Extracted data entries
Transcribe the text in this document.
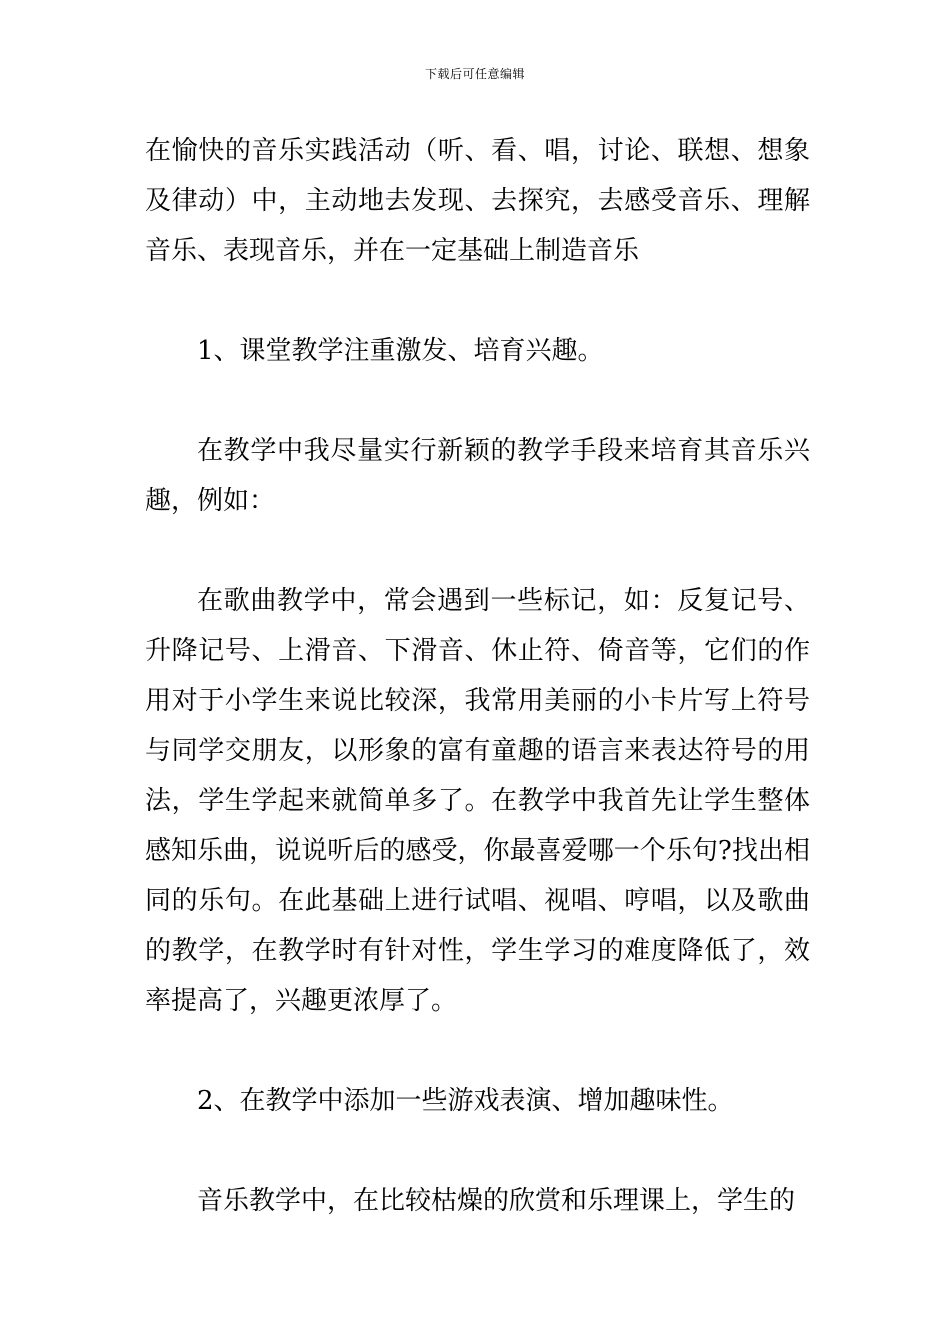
下载后可任意编辑

在愉快的音乐实践活动（听、看、唱，讨论、联想、想象及律动）中，主动地去发现、去探究，去感受音乐、理解音乐、表现音乐，并在一定基础上制造音乐

1、课堂教学注重激发、培育兴趣。

在教学中我尽量实行新颖的教学手段来培育其音乐兴趣，例如：

在歌曲教学中，常会遇到一些标记，如：反复记号、升降记号、上滑音、下滑音、休止符、倚音等，它们的作用对于小学生来说比较深，我常用美丽的小卡片写上符号与同学交朋友，以形象的富有童趣的语言来表达符号的用法，学生学起来就简单多了。在教学中我首先让学生整体感知乐曲，说说听后的感受，你最喜爱哪一个乐句?找出相同的乐句。在此基础上进行试唱、视唱、哼唱，以及歌曲的教学，在教学时有针对性，学生学习的难度降低了，效率提高了，兴趣更浓厚了。

2、在教学中添加一些游戏表演、增加趣味性。

音乐教学中，在比较枯燥的欣赏和乐理课上，学生的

The exercise →
Keep every word of the data as it is when you write it out, but drop the pictures.

Solved problem →
Transcribe the text in this document.
下载后可任意编辑

在愉快的音乐实践活动（听、看、唱，讨论、联想、想象及律动）中，主动地去发现、去探究，去感受音乐、理解音乐、表现音乐，并在一定基础上制造音乐

1、课堂教学注重激发、培育兴趣。

在教学中我尽量实行新颖的教学手段来培育其音乐兴趣，例如：

在歌曲教学中，常会遇到一些标记，如：反复记号、升降记号、上滑音、下滑音、休止符、倚音等，它们的作用对于小学生来说比较深，我常用美丽的小卡片写上符号与同学交朋友，以形象的富有童趣的语言来表达符号的用法，学生学起来就简单多了。在教学中我首先让学生整体感知乐曲，说说听后的感受，你最喜爱哪一个乐句?找出相同的乐句。在此基础上进行试唱、视唱、哼唱，以及歌曲的教学，在教学时有针对性，学生学习的难度降低了，效率提高了，兴趣更浓厚了。

2、在教学中添加一些游戏表演、增加趣味性。

音乐教学中，在比较枯燥的欣赏和乐理课上，学生的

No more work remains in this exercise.